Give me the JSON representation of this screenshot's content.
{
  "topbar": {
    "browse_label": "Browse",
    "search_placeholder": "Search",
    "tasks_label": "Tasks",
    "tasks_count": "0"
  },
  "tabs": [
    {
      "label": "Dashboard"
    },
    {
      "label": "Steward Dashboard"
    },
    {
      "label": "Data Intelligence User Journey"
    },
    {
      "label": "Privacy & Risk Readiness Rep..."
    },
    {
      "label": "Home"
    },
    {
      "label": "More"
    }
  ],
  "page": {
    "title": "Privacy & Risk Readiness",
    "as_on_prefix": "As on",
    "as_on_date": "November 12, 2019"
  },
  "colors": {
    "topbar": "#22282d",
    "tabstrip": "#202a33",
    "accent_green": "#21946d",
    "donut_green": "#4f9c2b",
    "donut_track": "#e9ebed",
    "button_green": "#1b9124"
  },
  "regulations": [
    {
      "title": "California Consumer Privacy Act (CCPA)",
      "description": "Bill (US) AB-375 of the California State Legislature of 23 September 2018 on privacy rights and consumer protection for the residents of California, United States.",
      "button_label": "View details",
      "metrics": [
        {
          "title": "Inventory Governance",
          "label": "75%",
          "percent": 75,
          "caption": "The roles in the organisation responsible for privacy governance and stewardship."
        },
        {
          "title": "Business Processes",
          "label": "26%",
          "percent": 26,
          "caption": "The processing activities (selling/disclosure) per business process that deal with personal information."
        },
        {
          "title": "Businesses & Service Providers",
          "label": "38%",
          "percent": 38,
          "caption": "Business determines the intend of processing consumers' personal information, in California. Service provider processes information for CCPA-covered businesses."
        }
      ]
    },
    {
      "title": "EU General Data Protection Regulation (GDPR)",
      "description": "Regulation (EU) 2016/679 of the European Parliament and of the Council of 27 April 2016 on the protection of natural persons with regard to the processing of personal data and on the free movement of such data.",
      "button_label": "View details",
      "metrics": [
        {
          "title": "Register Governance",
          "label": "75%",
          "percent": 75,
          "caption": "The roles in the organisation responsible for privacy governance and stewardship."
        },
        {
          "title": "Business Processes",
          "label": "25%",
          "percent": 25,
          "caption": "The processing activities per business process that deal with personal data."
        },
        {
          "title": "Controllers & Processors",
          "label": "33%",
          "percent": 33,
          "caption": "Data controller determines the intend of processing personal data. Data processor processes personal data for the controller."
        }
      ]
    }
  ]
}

SET EXERCISE:
Find the word "Risk" in the records and pull out each line that has it.

FINAL ANSWER:
      "label": "Privacy & Risk Readiness Rep..."
    "title": "Privacy & Risk Readiness",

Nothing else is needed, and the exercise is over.